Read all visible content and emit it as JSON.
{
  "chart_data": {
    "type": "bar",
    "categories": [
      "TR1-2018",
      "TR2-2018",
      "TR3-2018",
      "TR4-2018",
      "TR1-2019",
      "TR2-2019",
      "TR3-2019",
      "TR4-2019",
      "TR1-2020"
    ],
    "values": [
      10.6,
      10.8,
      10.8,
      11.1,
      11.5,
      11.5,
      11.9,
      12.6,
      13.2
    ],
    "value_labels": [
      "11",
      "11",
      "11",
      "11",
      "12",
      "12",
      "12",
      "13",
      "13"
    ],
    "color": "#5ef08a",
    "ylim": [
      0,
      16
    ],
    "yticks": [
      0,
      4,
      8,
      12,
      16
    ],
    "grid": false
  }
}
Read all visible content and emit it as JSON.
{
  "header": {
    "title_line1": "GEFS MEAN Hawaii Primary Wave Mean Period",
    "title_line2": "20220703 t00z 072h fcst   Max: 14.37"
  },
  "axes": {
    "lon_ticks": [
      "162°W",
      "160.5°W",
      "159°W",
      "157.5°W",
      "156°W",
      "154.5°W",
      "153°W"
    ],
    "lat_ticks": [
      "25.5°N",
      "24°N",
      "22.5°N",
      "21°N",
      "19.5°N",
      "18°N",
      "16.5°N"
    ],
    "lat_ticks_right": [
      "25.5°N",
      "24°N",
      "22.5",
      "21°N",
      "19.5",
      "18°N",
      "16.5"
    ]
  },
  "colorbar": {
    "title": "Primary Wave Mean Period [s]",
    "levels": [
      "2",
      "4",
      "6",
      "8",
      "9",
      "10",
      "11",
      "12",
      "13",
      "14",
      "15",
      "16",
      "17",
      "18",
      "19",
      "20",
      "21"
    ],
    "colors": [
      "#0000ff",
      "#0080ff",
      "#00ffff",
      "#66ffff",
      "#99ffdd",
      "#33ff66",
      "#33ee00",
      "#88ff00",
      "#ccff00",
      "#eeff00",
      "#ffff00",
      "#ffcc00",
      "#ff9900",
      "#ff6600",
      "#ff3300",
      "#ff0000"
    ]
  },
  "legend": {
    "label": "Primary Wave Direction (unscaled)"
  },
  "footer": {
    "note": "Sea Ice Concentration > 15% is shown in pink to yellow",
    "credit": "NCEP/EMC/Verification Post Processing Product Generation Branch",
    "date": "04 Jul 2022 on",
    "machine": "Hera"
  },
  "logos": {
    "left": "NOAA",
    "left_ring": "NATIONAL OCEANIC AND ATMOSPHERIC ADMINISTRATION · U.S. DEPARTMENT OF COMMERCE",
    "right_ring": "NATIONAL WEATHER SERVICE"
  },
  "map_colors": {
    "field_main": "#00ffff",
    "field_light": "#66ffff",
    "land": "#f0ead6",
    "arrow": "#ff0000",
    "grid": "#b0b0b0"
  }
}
......
[Task goal]: From the data above, copy out every line with the string "NATIONAL" in it.

[Task response]:
    "left_ring": "NATIONAL OCEANIC AND ATMOSPHERIC ADMINISTRATION · U.S. DEPARTMENT OF COMMERCE",
    "right_ring": "NATIONAL WEATHER SERVICE"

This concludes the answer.